▶ **DO THIS**
List every line of the items that contains the string "user".

Data drawn from a collection
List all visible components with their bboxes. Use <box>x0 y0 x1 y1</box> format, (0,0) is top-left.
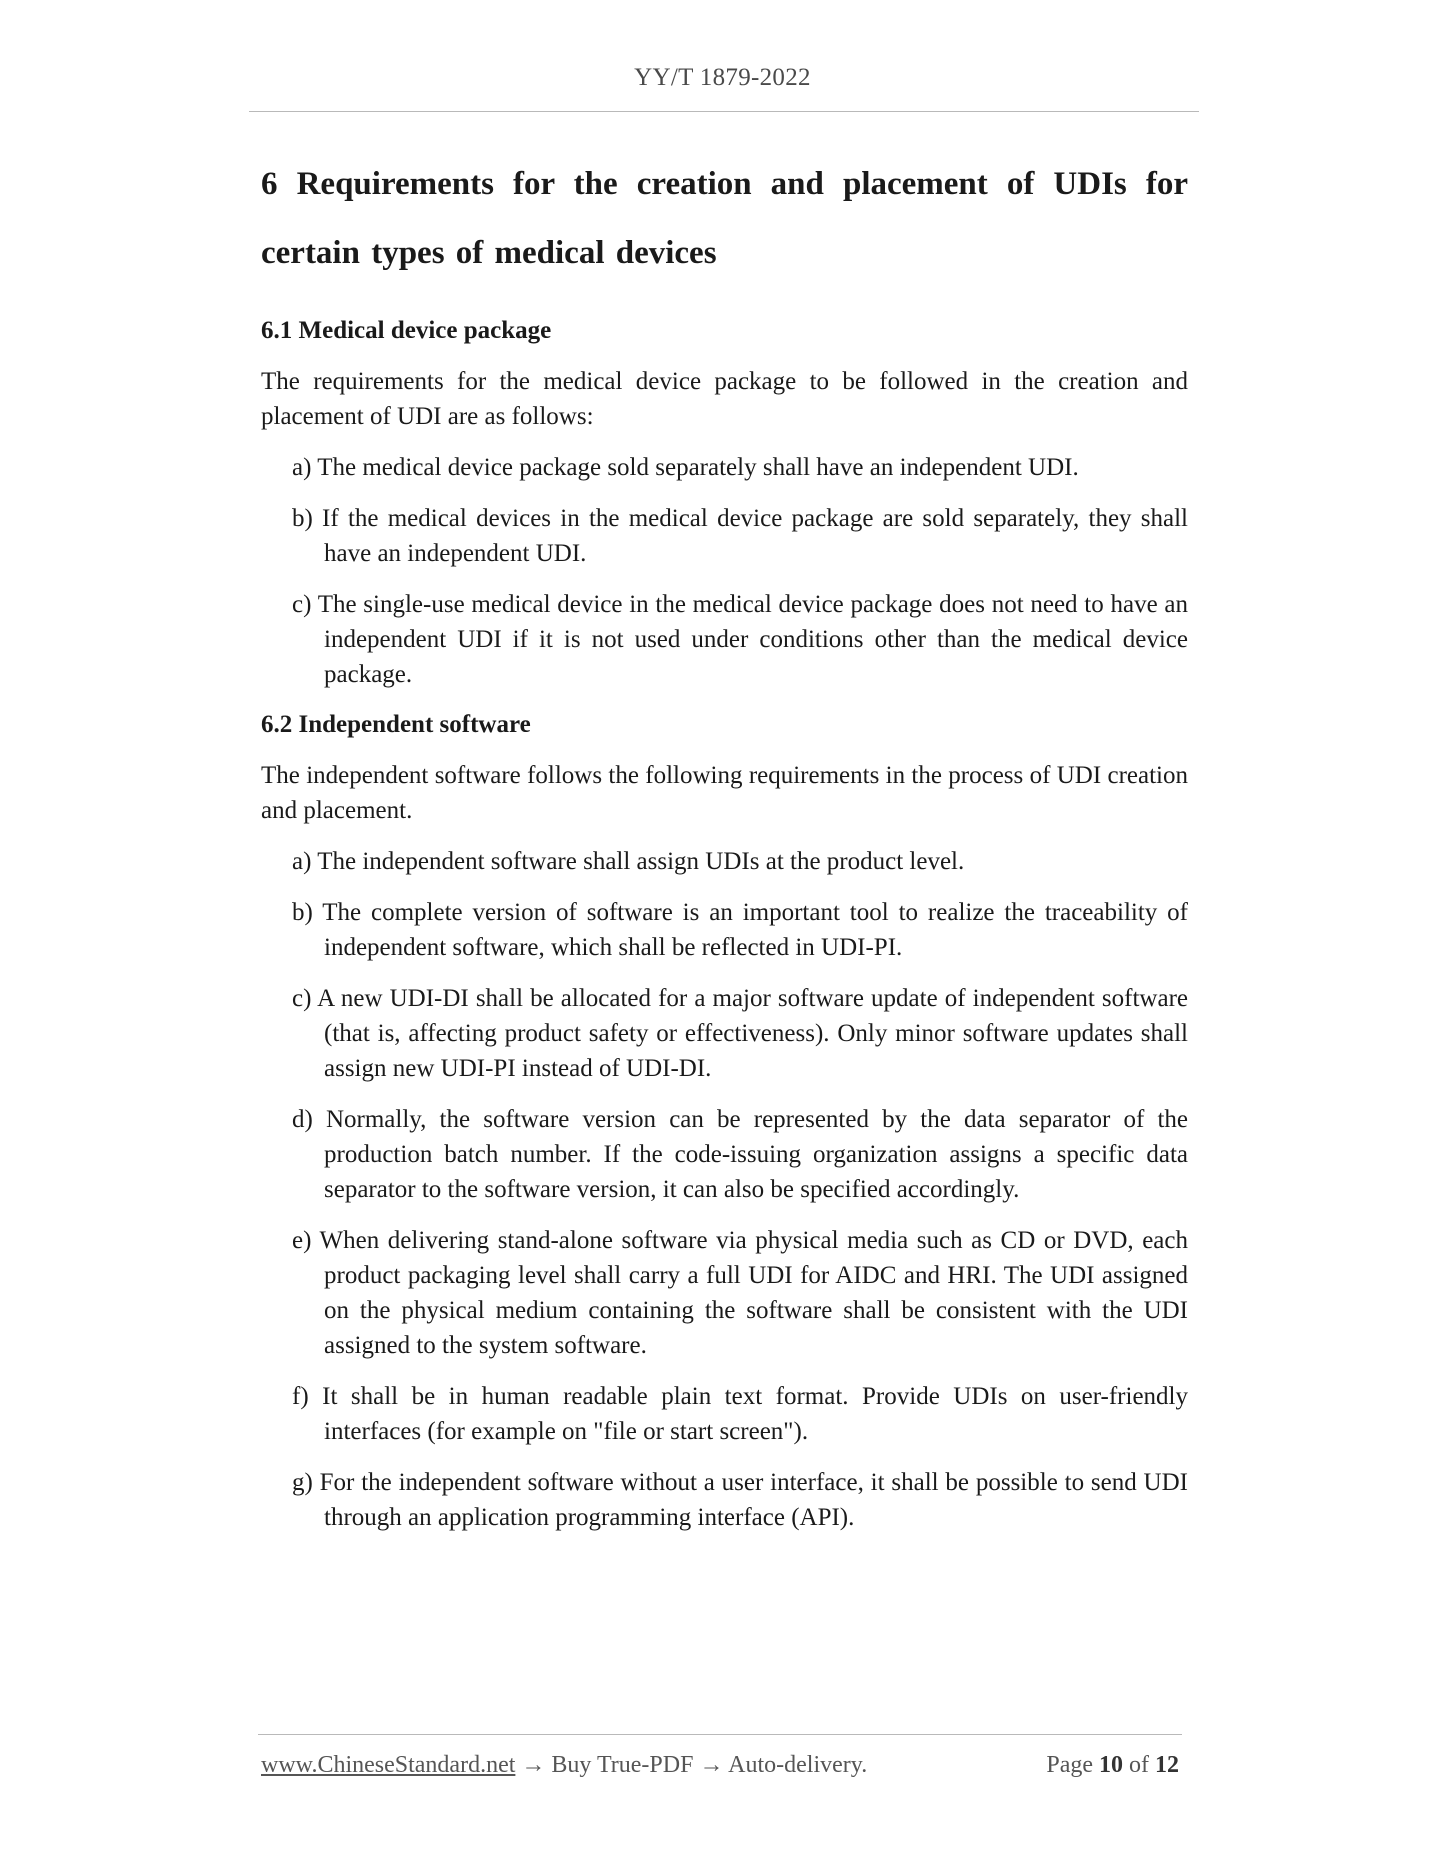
page-content <box>261 150 1188 1535</box>
page-total: 12 <box>1155 1752 1179 1778</box>
page-label: Page <box>1046 1752 1093 1778</box>
subsection-6-2-title: 6.2 Independent software <box>261 711 531 738</box>
page-number <box>1046 1752 1179 1779</box>
list-item-6-2-a: a) The independent software shall assign UDIs at the product level. <box>292 848 965 875</box>
footer-promo <box>261 1752 867 1779</box>
buy-pdf-text: Buy True-PDF <box>551 1752 694 1778</box>
document-id-header: YY/T 1879-2022 <box>634 64 811 91</box>
list-item-6-2-b: b) The complete version of software is an important tool to realize the traceability of independent software, which shall be reflected in UDI-PI. <box>292 899 1188 961</box>
list-item-6-2-g: g) For the independent software without a user interface, it shall be possible to send UDI through an application programming interface (API). <box>292 1469 1188 1531</box>
list-item-6-2-e: e) When delivering stand-alone software via physical media such as CD or DVD, each product packaging level shall carry a full UDI for AIDC and HRI. The UDI assigned on the physical medium containing the software shall be consistent with the UDI assigned to the system software. <box>292 1227 1188 1359</box>
page-of-label: of <box>1129 1752 1149 1778</box>
list-item-6-2-c: c) A new UDI-DI shall be allocated for a major software update of independent software (that is, affecting product safety or effectiveness). Only minor software updates shall assign new UDI-PI instead of UDI-DI. <box>292 985 1188 1082</box>
list-item-6-1-a: a) The medical device package sold separately shall have an independent UDI. <box>292 454 1079 481</box>
section-title-line-1: 6 Requirements for the creation and placement of UDIs for <box>261 166 1188 202</box>
list-item-6-1-c: c) The single-use medical device in the medical device package does not need to have an independent UDI if it is not used under conditions other than the medical device package. <box>292 591 1188 688</box>
page-current: 10 <box>1099 1752 1123 1778</box>
header-divider <box>249 111 1199 112</box>
site-link[interactable]: www.ChineseStandard.net <box>261 1752 516 1778</box>
auto-delivery-text: Auto-delivery. <box>728 1752 868 1778</box>
section-title-line-2: certain types of medical devices <box>261 235 717 271</box>
footer-divider <box>258 1734 1182 1735</box>
list-item-6-2-d: d) Normally, the software version can be represented by the data separator of the production batch number. If the code-issuing organization assigns a specific data separator to the software version, it can also be specified accordingly. <box>292 1106 1188 1203</box>
arrow-right-icon: → <box>521 1752 546 1778</box>
subsection-6-1-title: 6.1 Medical device package <box>261 317 552 344</box>
arrow-right-icon: → <box>699 1752 724 1778</box>
section-6-title <box>261 150 1188 288</box>
list-item-6-1-b: b) If the medical devices in the medical device package are sold separately, they shall have an independent UDI. <box>292 505 1188 567</box>
subsection-6-1-intro: The requirements for the medical device package to be followed in the creation and placement of UDI are as follows: <box>261 368 1188 430</box>
subsection-6-2-intro: The independent software follows the following requirements in the process of UDI creation and placement. <box>261 762 1188 824</box>
list-item-6-2-f: f) It shall be in human readable plain text format. Provide UDIs on user-friendly interfaces (for example on "file or start screen"). <box>292 1383 1188 1445</box>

▶ **OUTPUT OF THE TASK**
list-item-6-2-g: g) For the independent software without a user interface, it shall be possible to send UDI through an application programming interface (API). <box>292 1469 1188 1531</box>
list-item-6-2-f: f) It shall be in human readable plain text format. Provide UDIs on user-friendly interfaces (for example on "file or start screen"). <box>292 1383 1188 1445</box>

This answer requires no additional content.